- [TO DO] Report each line of the data that has "bottom" somewhere in it.

- [SUPPLIED RECORDS]
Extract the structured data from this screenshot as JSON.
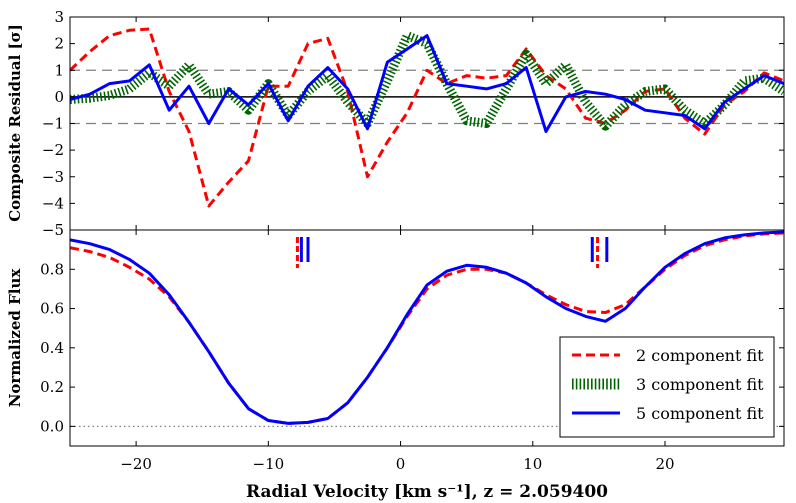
{
  "chart_data": [
    {
      "type": "line",
      "panel": "top",
      "ylabel": "Composite Residual [σ]",
      "xlim": [
        -25,
        29
      ],
      "ylim": [
        -5,
        3
      ],
      "yticks": [
        3,
        2,
        1,
        0,
        -1,
        -2,
        -3,
        -4,
        -5
      ],
      "grid": false,
      "reference_lines": [
        {
          "y": 0,
          "style": "solid",
          "color": "#000000"
        },
        {
          "y": 1,
          "style": "dashed",
          "color": "#808080"
        },
        {
          "y": -1,
          "style": "dashed",
          "color": "#808080"
        }
      ],
      "series": [
        {
          "name": "2 component fit",
          "color": "#ff0000",
          "style": "dashed",
          "x": [
            -25,
            -23.5,
            -22,
            -20.5,
            -19,
            -17.5,
            -16,
            -14.5,
            -13,
            -11.5,
            -10,
            -8.5,
            -7,
            -5.5,
            -4,
            -2.5,
            -1,
            0.5,
            2,
            3.5,
            5,
            6.5,
            8,
            9.5,
            11,
            12.5,
            14,
            15.5,
            17,
            18.5,
            20,
            21.5,
            23,
            24.5,
            26,
            27.5,
            29
          ],
          "values": [
            1.0,
            1.7,
            2.3,
            2.5,
            2.55,
            0.2,
            -1.3,
            -4.1,
            -3.2,
            -2.4,
            0.4,
            0.4,
            2.0,
            2.2,
            0.2,
            -3.0,
            -1.7,
            -0.6,
            1.0,
            0.5,
            0.8,
            0.7,
            0.8,
            1.8,
            0.8,
            0.3,
            -0.8,
            -1.0,
            -0.5,
            0.2,
            0.3,
            -0.8,
            -1.4,
            -0.3,
            0.2,
            0.9,
            0.6
          ]
        },
        {
          "name": "3 component fit",
          "color": "#006400",
          "style": "hatched",
          "x": [
            -25,
            -23.5,
            -22,
            -20.5,
            -19,
            -17.5,
            -16,
            -14.5,
            -13,
            -11.5,
            -10,
            -8.5,
            -7,
            -5.5,
            -4,
            -2.5,
            -1,
            0.5,
            2,
            3.5,
            5,
            6.5,
            8,
            9.5,
            11,
            12.5,
            14,
            15.5,
            17,
            18.5,
            20,
            21.5,
            23,
            24.5,
            26,
            27.5,
            29
          ],
          "values": [
            -0.1,
            -0.05,
            0.05,
            0.3,
            0.9,
            0.4,
            1.2,
            0.1,
            0.2,
            -0.5,
            0.5,
            -0.7,
            0.2,
            0.8,
            -0.2,
            -1.0,
            0.6,
            2.3,
            2.0,
            0.5,
            -0.9,
            -1.0,
            0.3,
            1.6,
            0.5,
            1.2,
            -0.2,
            -1.1,
            -0.3,
            0.2,
            0.3,
            -0.5,
            -1.0,
            -0.3,
            0.6,
            0.7,
            0.2
          ]
        },
        {
          "name": "5 component fit",
          "color": "#0000ff",
          "style": "solid",
          "x": [
            -25,
            -23.5,
            -22,
            -20.5,
            -19,
            -17.5,
            -16,
            -14.5,
            -13,
            -11.5,
            -10,
            -8.5,
            -7,
            -5.5,
            -4,
            -2.5,
            -1,
            0.5,
            2,
            3.5,
            5,
            6.5,
            8,
            9.5,
            11,
            12.5,
            14,
            15.5,
            17,
            18.5,
            20,
            21.5,
            23,
            24.5,
            26,
            27.5,
            29
          ],
          "values": [
            -0.1,
            0.1,
            0.5,
            0.6,
            1.2,
            -0.5,
            0.4,
            -1.0,
            0.3,
            -0.3,
            0.5,
            -0.9,
            0.4,
            1.1,
            0.3,
            -1.2,
            1.3,
            1.8,
            2.3,
            0.5,
            0.4,
            0.3,
            0.5,
            1.1,
            -1.3,
            0.0,
            0.2,
            0.1,
            -0.1,
            -0.5,
            -0.6,
            -0.7,
            -1.2,
            -0.2,
            0.3,
            0.8,
            0.5
          ]
        }
      ]
    },
    {
      "type": "line",
      "panel": "bottom",
      "ylabel": "Normalized Flux",
      "xlabel": "Radial Velocity [km s⁻¹], z = 2.059400",
      "xlim": [
        -25,
        29
      ],
      "ylim": [
        -0.1,
        1.0
      ],
      "yticks": [
        0.0,
        0.2,
        0.4,
        0.6,
        0.8
      ],
      "xticks": [
        -20,
        -10,
        0,
        10,
        20
      ],
      "xtick_labels": [
        "−20",
        "−10",
        "0",
        "10",
        "20"
      ],
      "grid": false,
      "reference_lines": [
        {
          "y": 0,
          "style": "dotted",
          "color": "#808080"
        }
      ],
      "component_markers": [
        {
          "x": -7.8,
          "color": "#ff0000",
          "style": "dashed"
        },
        {
          "x": -7.5,
          "color": "#0000ff",
          "style": "solid"
        },
        {
          "x": -7.0,
          "color": "#0000ff",
          "style": "solid"
        },
        {
          "x": 14.5,
          "color": "#0000ff",
          "style": "solid"
        },
        {
          "x": 14.9,
          "color": "#ff0000",
          "style": "dashed"
        },
        {
          "x": 15.6,
          "color": "#0000ff",
          "style": "solid"
        }
      ],
      "series": [
        {
          "name": "2 component fit",
          "color": "#ff0000",
          "style": "dashed",
          "x": [
            -25,
            -23.5,
            -22,
            -20.5,
            -19,
            -17.5,
            -16,
            -14.5,
            -13,
            -11.5,
            -10,
            -8.5,
            -7,
            -5.5,
            -4,
            -2.5,
            -1,
            0.5,
            2,
            3.5,
            5,
            6.5,
            8,
            9.5,
            11,
            12.5,
            14,
            15.5,
            17,
            18.5,
            20,
            21.5,
            23,
            24.5,
            26,
            27.5,
            29
          ],
          "values": [
            0.91,
            0.89,
            0.86,
            0.81,
            0.75,
            0.66,
            0.53,
            0.38,
            0.22,
            0.09,
            0.03,
            0.015,
            0.02,
            0.04,
            0.12,
            0.25,
            0.4,
            0.56,
            0.7,
            0.77,
            0.8,
            0.8,
            0.78,
            0.73,
            0.67,
            0.62,
            0.585,
            0.58,
            0.62,
            0.71,
            0.8,
            0.87,
            0.92,
            0.95,
            0.97,
            0.98,
            0.985
          ]
        },
        {
          "name": "3 component fit",
          "color": "#006400",
          "style": "hatched",
          "x": [
            -25,
            -23.5,
            -22,
            -20.5,
            -19,
            -17.5,
            -16,
            -14.5,
            -13,
            -11.5,
            -10,
            -8.5,
            -7,
            -5.5,
            -4,
            -2.5,
            -1,
            0.5,
            2,
            3.5,
            5,
            6.5,
            8,
            9.5,
            11,
            12.5,
            14,
            15.5,
            17,
            18.5,
            20,
            21.5,
            23,
            24.5,
            26,
            27.5,
            29
          ],
          "values": [
            0.94,
            0.92,
            0.89,
            0.84,
            0.77,
            0.67,
            0.53,
            0.38,
            0.22,
            0.09,
            0.03,
            0.015,
            0.02,
            0.04,
            0.12,
            0.25,
            0.4,
            0.57,
            0.72,
            0.79,
            0.815,
            0.81,
            0.78,
            0.73,
            0.66,
            0.6,
            0.56,
            0.54,
            0.6,
            0.71,
            0.81,
            0.88,
            0.93,
            0.96,
            0.975,
            0.985,
            0.99
          ]
        },
        {
          "name": "5 component fit",
          "color": "#0000ff",
          "style": "solid",
          "x": [
            -25,
            -23.5,
            -22,
            -20.5,
            -19,
            -17.5,
            -16,
            -14.5,
            -13,
            -11.5,
            -10,
            -8.5,
            -7,
            -5.5,
            -4,
            -2.5,
            -1,
            0.5,
            2,
            3.5,
            5,
            6.5,
            8,
            9.5,
            11,
            12.5,
            14,
            15.5,
            17,
            18.5,
            20,
            21.5,
            23,
            24.5,
            26,
            27.5,
            29
          ],
          "values": [
            0.95,
            0.93,
            0.9,
            0.85,
            0.78,
            0.67,
            0.53,
            0.38,
            0.22,
            0.09,
            0.03,
            0.015,
            0.02,
            0.04,
            0.12,
            0.25,
            0.4,
            0.57,
            0.72,
            0.79,
            0.82,
            0.81,
            0.78,
            0.73,
            0.66,
            0.6,
            0.56,
            0.535,
            0.6,
            0.71,
            0.81,
            0.88,
            0.93,
            0.96,
            0.975,
            0.985,
            0.99
          ]
        }
      ],
      "legend": {
        "placement": "bottom-right",
        "entries": [
          "2 component fit",
          "3 component fit",
          "5 component fit"
        ]
      }
    }
  ]
}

- [EXERCISE OUTPUT]
      "panel": "bottom",
        "placement": "bottom-right",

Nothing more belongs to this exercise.